**Given problem**
Extract each line of the data and write it out again exactly.

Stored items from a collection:
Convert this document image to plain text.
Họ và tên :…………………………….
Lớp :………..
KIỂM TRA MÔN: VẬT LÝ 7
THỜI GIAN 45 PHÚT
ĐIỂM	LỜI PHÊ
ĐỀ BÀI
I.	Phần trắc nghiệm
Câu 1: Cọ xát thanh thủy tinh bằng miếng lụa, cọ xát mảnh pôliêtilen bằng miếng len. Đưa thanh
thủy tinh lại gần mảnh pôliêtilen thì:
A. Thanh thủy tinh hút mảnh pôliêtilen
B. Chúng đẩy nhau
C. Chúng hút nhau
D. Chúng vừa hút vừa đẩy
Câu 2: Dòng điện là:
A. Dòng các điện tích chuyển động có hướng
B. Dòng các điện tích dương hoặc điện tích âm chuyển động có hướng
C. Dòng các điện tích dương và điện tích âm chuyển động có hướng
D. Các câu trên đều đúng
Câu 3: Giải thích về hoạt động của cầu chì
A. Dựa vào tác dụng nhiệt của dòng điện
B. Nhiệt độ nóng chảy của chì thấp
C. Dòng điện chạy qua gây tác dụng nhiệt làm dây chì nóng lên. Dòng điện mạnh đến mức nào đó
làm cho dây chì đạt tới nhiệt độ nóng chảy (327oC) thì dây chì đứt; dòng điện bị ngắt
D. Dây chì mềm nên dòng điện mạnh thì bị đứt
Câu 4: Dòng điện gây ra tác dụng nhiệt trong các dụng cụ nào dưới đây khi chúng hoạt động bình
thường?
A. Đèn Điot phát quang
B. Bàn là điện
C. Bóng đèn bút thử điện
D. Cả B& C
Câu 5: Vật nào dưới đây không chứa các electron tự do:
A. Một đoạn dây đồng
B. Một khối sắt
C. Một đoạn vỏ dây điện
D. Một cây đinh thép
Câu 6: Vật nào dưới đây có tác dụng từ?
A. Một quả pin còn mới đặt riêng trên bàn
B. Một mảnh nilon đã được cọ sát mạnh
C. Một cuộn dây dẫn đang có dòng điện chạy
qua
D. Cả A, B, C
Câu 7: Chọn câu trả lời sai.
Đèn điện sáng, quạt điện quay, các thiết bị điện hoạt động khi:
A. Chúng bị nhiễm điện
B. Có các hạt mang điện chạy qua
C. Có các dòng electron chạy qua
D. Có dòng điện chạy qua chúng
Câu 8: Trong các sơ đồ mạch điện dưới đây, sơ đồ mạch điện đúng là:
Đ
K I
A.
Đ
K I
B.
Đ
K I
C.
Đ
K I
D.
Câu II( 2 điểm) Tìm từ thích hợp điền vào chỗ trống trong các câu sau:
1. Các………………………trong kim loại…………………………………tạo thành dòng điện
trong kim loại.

**Completed task**
Convert this document image to plain text.
Họ và tên :…………………………….
Lớp :………..
KIỂM TRA MÔN: VẬT LÝ 7
THỜI GIAN 45 PHÚT
ĐIỂM	LỜI PHÊ
ĐỀ BÀI
I.	Phần trắc nghiệm
Câu 1: Cọ xát thanh thủy tinh bằng miếng lụa, cọ xát mảnh pôliêtilen bằng miếng len. Đưa thanh
thủy tinh lại gần mảnh pôliêtilen thì:
A. Thanh thủy tinh hút mảnh pôliêtilen
B. Chúng đẩy nhau
C. Chúng hút nhau
D. Chúng vừa hút vừa đẩy
Câu 2: Dòng điện là:
A. Dòng các điện tích chuyển động có hướng
B. Dòng các điện tích dương hoặc điện tích âm chuyển động có hướng
C. Dòng các điện tích dương và điện tích âm chuyển động có hướng
D. Các câu trên đều đúng
Câu 3: Giải thích về hoạt động của cầu chì
A. Dựa vào tác dụng nhiệt của dòng điện
B. Nhiệt độ nóng chảy của chì thấp
C. Dòng điện chạy qua gây tác dụng nhiệt làm dây chì nóng lên. Dòng điện mạnh đến mức nào đó
làm cho dây chì đạt tới nhiệt độ nóng chảy (327oC) thì dây chì đứt; dòng điện bị ngắt
D. Dây chì mềm nên dòng điện mạnh thì bị đứt
Câu 4: Dòng điện gây ra tác dụng nhiệt trong các dụng cụ nào dưới đây khi chúng hoạt động bình
thường?
A. Đèn Điot phát quang
B. Bàn là điện
C. Bóng đèn bút thử điện
D. Cả B& C
Câu 5: Vật nào dưới đây không chứa các electron tự do:
A. Một đoạn dây đồng
B. Một khối sắt
C. Một đoạn vỏ dây điện
D. Một cây đinh thép
Câu 6: Vật nào dưới đây có tác dụng từ?
A. Một quả pin còn mới đặt riêng trên bàn
B. Một mảnh nilon đã được cọ sát mạnh
C. Một cuộn dây dẫn đang có dòng điện chạy
qua
D. Cả A, B, C
Câu 7: Chọn câu trả lời sai.
Đèn điện sáng, quạt điện quay, các thiết bị điện hoạt động khi:
A. Chúng bị nhiễm điện
B. Có các hạt mang điện chạy qua
C. Có các dòng electron chạy qua
D. Có dòng điện chạy qua chúng
Câu 8: Trong các sơ đồ mạch điện dưới đây, sơ đồ mạch điện đúng là:
Đ
K I
A.
Đ
K I
B.
Đ
K I
C.
Đ
K I
D.
Câu II( 2 điểm) Tìm từ thích hợp điền vào chỗ trống trong các câu sau:
1. Các………………………trong kim loại…………………………………tạo thành dòng điện
trong kim loại.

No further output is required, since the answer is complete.